## EXERCISE INSTRUCTIONS
Say how many lines hold the string "icon"; please write nothing but the number.

· · ·

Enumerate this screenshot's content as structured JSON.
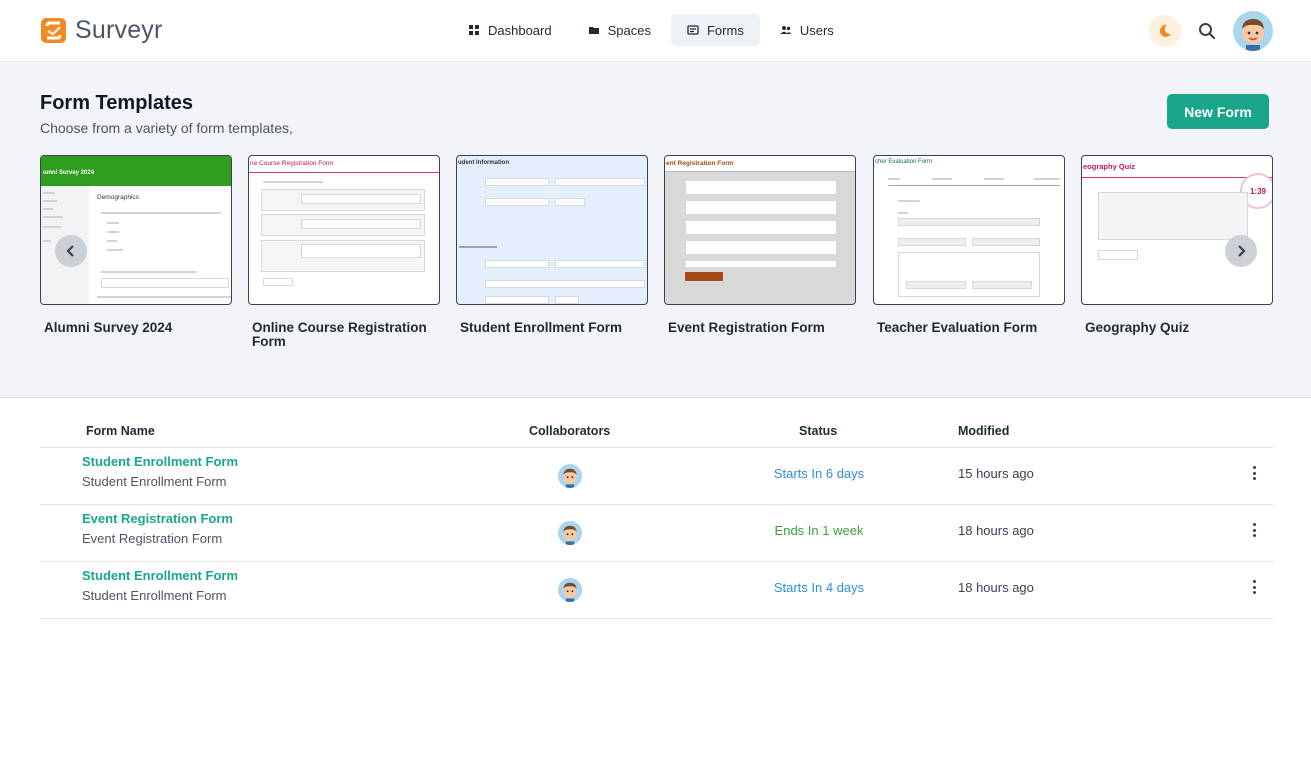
{
  "app": {
    "name": "Surveyr",
    "accent": "#1aa68a",
    "logo_color": "#f08a24"
  },
  "nav": [
    {
      "label": "Dashboard",
      "icon": "grid-icon",
      "active": false
    },
    {
      "label": "Spaces",
      "icon": "folder-icon",
      "active": false
    },
    {
      "label": "Forms",
      "icon": "form-icon",
      "active": true
    },
    {
      "label": "Users",
      "icon": "users-icon",
      "active": false
    }
  ],
  "templates": {
    "title": "Form Templates",
    "subtitle": "Choose from a variety of form templates,",
    "new_form_label": "New Form",
    "items": [
      {
        "name": "Alumni Survey 2024",
        "header": "umni Survey 2024",
        "section": "Demographics"
      },
      {
        "name": "Online Course Registration Form",
        "header": "ne Course Registration Form"
      },
      {
        "name": "Student Enrollment Form",
        "header": "udent Information"
      },
      {
        "name": "Event Registration Form",
        "header": "ent Registration Form"
      },
      {
        "name": "Teacher Evaluation Form",
        "header": "cher Evaluation Form"
      },
      {
        "name": "Geography Quiz",
        "header": "eography Quiz",
        "timer": "1:39"
      }
    ]
  },
  "table": {
    "columns": [
      "Form Name",
      "Collaborators",
      "Status",
      "Modified"
    ],
    "rows": [
      {
        "name": "Student Enrollment Form",
        "description": "Student Enrollment Form",
        "status": "Starts In 6 days",
        "status_color": "#2d8fd6",
        "modified": "15 hours ago"
      },
      {
        "name": "Event Registration Form",
        "description": "Event Registration Form",
        "status": "Ends In 1 week",
        "status_color": "#3aa13a",
        "modified": "18 hours ago"
      },
      {
        "name": "Student Enrollment Form",
        "description": "Student Enrollment Form",
        "status": "Starts In 4 days",
        "status_color": "#2d8fd6",
        "modified": "18 hours ago"
      }
    ]
  }
}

· · ·

## EXERCISE ANSWER
4